┌──

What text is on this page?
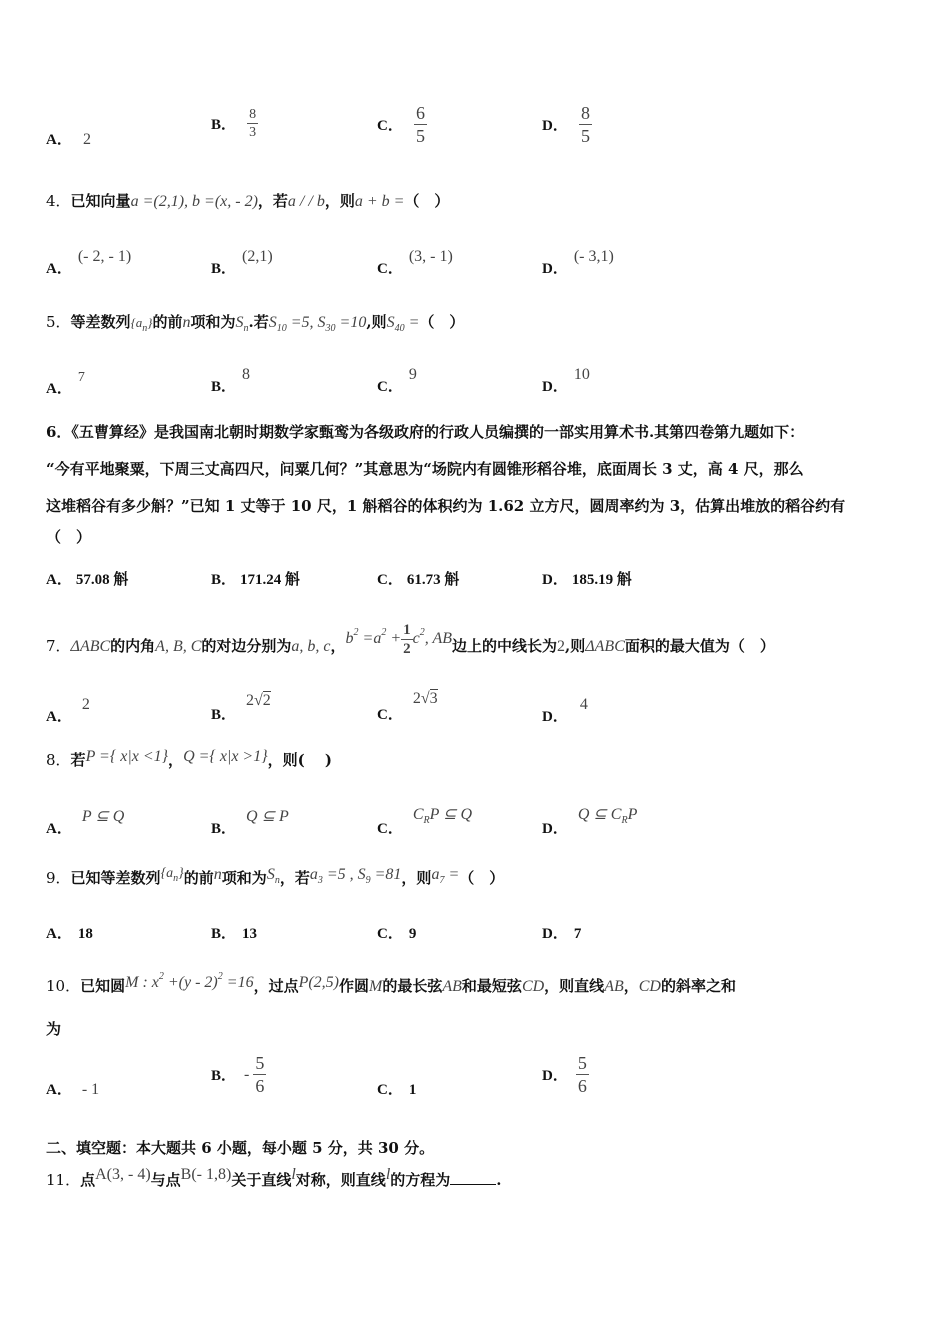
A． 2
B． $\frac{8}{3}$	C． $\frac{6}{5}$	D． $\frac{8}{5}$
4．已知向量a =(2,1), b =(x, - 2)，若a / / b，则a + b =（　）
A．(- 2, - 1)
B．(2,1)
C．(3, - 1)
D．(- 3,1)
5．等差数列$\{a_n\}$的前n项和为$S_n$.若$S_{10} =5$, $S_{30} =10$,则$S_{40}$ =（　）
A．7
B．8
C．9
D．10
6．《五曹算经》是我国南北朝时期数学家甄鸾为各级政府的行政人员编撰的一部实用算术书.其第四卷第九题如下：
“今有平地聚粟，下周三丈高四尺，问粟几何？”其意思为“场院内有圆锥形稻谷堆，底面周长 3 丈，高 4 尺，那么
这堆稻谷有多少斛？”已知 1 丈等于 10 尺，1 斛稻谷的体积约为 1.62 立方尺，圆周率约为 3，估算出堆放的稻谷约有
（　）
A． 57.08 斛	B． 171.24 斛	C． 61.73 斛	D． 185.19 斛
7．ΔABC的内角A, B, C的对边分别为a, b, c，$b^2 =a^2 + \frac{1}{2} c^2$, AB边上的中线长为2,则ΔABC面积的最大值为（　）
A．2
B．2√2
C．2√3
D．4
8．若P ={ x|x <1}，Q ={ x|x >1}，则(　 )
A．P ⊆ Q
B．Q ⊆ P
C．$C_RP$ ⊆ Q
D．Q ⊆ $C_RP$
9．已知等差数列$\{a_n\}$的前n项和为$S_n$，若$a_3 =5$ , $S_9 =81$，则$a_7$ =（　）
A． 18	B． 13	C． 9	D． 7
10．已知圆M : $x^2 +(y - 2)^2 =16$，过点P(2,5)作圆M的最长弦AB和最短弦CD，则直线AB，CD的斜率之和
为
A． - 1
B． - $\frac{5}{6}$	C． 1
D． $\frac{5}{6}$
二、填空题：本大题共 6 小题，每小题 5 分，共 30 分。
11．点A(3, - 4)与点B(- 1,8)关于直线l对称，则直线l的方程为	.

└──

Task statement
Give the count of lines in the data above that hold the string "的前n项和为", with no additional words.

Correct response
2